- Task input
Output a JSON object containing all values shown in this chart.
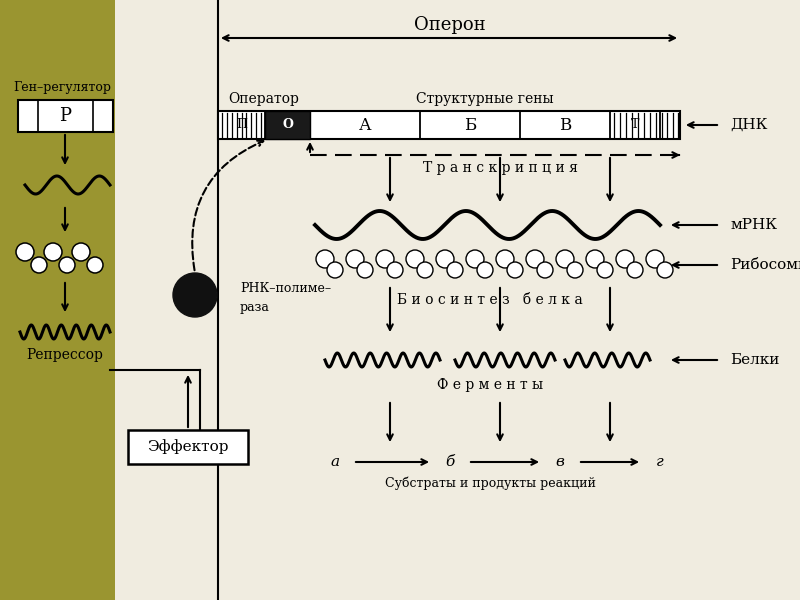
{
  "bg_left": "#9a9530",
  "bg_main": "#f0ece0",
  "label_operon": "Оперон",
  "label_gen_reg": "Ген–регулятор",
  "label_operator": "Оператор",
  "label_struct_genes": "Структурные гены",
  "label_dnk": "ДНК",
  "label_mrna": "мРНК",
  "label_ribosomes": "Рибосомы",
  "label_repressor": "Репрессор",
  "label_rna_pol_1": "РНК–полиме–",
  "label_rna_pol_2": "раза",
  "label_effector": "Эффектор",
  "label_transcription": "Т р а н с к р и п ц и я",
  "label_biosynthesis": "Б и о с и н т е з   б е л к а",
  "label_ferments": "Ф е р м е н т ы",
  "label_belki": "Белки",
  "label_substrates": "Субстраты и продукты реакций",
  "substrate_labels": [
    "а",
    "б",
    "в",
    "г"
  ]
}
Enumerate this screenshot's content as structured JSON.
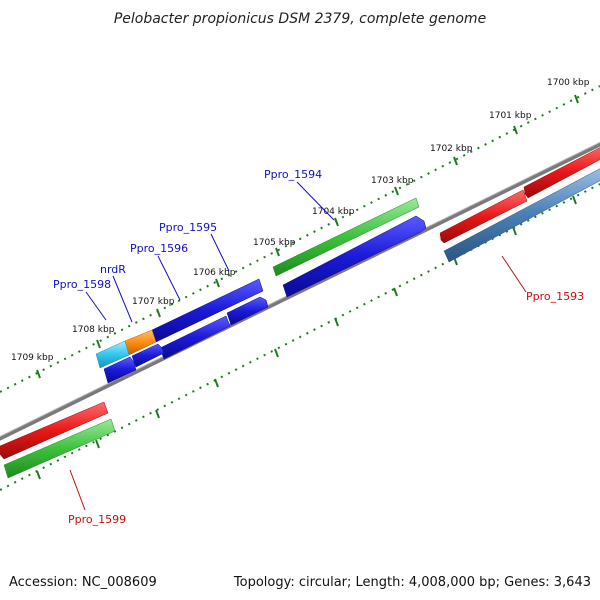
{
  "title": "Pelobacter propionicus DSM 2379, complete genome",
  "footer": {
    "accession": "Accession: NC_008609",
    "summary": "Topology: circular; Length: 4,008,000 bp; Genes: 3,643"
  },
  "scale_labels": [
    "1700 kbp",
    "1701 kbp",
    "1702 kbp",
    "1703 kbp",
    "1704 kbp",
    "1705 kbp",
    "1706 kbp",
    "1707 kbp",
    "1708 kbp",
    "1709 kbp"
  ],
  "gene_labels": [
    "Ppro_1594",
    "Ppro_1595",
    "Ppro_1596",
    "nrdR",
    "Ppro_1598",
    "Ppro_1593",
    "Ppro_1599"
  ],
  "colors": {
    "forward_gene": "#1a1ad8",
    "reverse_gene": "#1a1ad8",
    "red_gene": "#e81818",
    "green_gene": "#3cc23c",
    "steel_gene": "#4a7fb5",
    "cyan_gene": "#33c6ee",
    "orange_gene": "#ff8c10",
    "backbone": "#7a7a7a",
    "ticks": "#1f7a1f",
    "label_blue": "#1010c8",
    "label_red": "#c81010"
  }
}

- Work instruction
Go through the records and copy each line with "this" in it.

- Expected answer
Output a JSON object containing all values shown in this chart.
Enumerate this screenshot's content as structured JSON.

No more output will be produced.